Supplied entries

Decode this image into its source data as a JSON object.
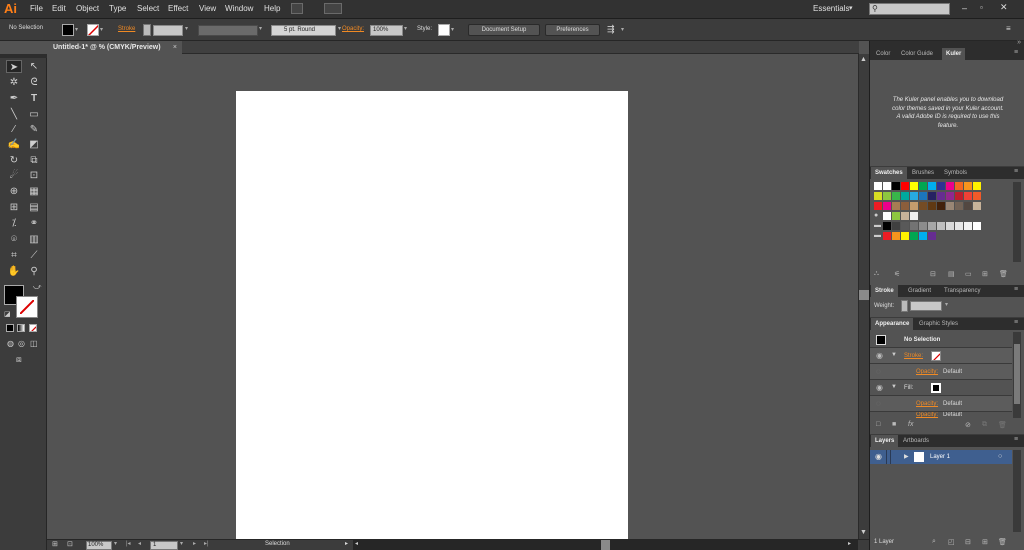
{
  "app": {
    "logo": "Ai"
  },
  "menu": [
    "File",
    "Edit",
    "Object",
    "Type",
    "Select",
    "Effect",
    "View",
    "Window",
    "Help"
  ],
  "workspace": "Essentials",
  "control": {
    "selection": "No Selection",
    "stroke_label": "Stroke",
    "brush": "5 pt. Round",
    "opacity_label": "Opacity:",
    "opacity_value": "100%",
    "style_label": "Style:",
    "doc_setup": "Document Setup",
    "preferences": "Preferences"
  },
  "document_tab": {
    "title": "Untitled-1* @ % (CMYK/Preview)",
    "close": "×"
  },
  "status": {
    "zoom": "100%",
    "artboard": "1",
    "tool": "Selection"
  },
  "panels": {
    "color_tabs": [
      "Color",
      "Color Guide",
      "Kuler"
    ],
    "kuler_message": "The Kuler panel enables you to download color themes saved in your Kuler account. A valid Adobe ID is required to use this feature.",
    "swatch_tabs": [
      "Swatches",
      "Brushes",
      "Symbols"
    ],
    "stroke_tabs": [
      "Stroke",
      "Gradient",
      "Transparency"
    ],
    "weight_label": "Weight:",
    "appearance_tabs": [
      "Appearance",
      "Graphic Styles"
    ],
    "appearance": {
      "header": "No Selection",
      "stroke_label": "Stroke:",
      "opacity_label": "Opacity:",
      "opacity_value": "Default",
      "fill_label": "Fill:",
      "opacity2_label": "Opacity:",
      "opacity2_value": "Default",
      "opacity3_label": "Opacity:",
      "opacity3_value": "Default"
    },
    "layers_tabs": [
      "Layers",
      "Artboards"
    ],
    "layer_name": "Layer 1",
    "layer_count": "1 Layer"
  },
  "colors": {
    "accent": "#ff7f18",
    "ui_dark": "#323232",
    "ui_mid": "#535353",
    "artboard": "#ffffff"
  }
}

Description of the task
Using the data above, copy each line that contains "this".

Output
Decode this image into its source data as a JSON object.
    "kuler_message": "The Kuler panel enables you to download color themes saved in your Kuler account. A valid Adobe ID is required to use this feature.",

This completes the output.